Each line containing the word "text" should be found and copied.

Lines of data
(begin)

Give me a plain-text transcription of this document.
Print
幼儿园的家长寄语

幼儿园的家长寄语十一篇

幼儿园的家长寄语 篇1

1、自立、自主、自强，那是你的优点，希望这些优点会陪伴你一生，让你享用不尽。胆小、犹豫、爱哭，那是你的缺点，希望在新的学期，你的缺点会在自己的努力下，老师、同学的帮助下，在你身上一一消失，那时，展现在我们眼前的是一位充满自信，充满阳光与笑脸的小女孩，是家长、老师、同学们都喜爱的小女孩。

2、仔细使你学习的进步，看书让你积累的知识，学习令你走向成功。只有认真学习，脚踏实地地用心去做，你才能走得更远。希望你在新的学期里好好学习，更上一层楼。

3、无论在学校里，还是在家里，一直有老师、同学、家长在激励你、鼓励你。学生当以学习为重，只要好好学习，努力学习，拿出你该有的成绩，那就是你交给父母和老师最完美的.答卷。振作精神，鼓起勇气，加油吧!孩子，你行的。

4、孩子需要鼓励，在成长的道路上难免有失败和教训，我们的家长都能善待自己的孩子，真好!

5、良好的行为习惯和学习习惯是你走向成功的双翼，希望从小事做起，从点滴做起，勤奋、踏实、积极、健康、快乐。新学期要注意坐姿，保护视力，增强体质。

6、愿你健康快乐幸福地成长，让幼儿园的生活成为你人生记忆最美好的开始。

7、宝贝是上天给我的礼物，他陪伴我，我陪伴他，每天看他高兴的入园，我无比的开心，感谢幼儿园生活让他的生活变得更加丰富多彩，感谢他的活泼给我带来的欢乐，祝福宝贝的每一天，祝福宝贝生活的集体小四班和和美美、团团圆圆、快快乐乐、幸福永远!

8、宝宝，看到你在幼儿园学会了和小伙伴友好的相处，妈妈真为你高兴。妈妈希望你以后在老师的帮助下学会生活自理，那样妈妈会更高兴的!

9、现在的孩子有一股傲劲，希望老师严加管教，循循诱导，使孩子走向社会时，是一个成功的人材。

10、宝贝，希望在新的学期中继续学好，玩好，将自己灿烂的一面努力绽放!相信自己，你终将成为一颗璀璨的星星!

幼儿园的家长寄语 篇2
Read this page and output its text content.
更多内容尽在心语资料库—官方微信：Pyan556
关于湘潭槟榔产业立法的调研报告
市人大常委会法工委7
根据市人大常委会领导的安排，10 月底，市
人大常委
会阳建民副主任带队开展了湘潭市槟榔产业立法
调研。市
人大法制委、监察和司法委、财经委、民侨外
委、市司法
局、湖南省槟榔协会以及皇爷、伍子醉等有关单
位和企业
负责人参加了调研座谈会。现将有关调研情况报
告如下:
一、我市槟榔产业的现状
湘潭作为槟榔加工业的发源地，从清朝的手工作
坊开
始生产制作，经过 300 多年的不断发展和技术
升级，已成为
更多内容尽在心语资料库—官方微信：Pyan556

(end)

*WRITTEN SOLUTION:*
Give me a plain-text transcription of this document.
Read this page and output its text content.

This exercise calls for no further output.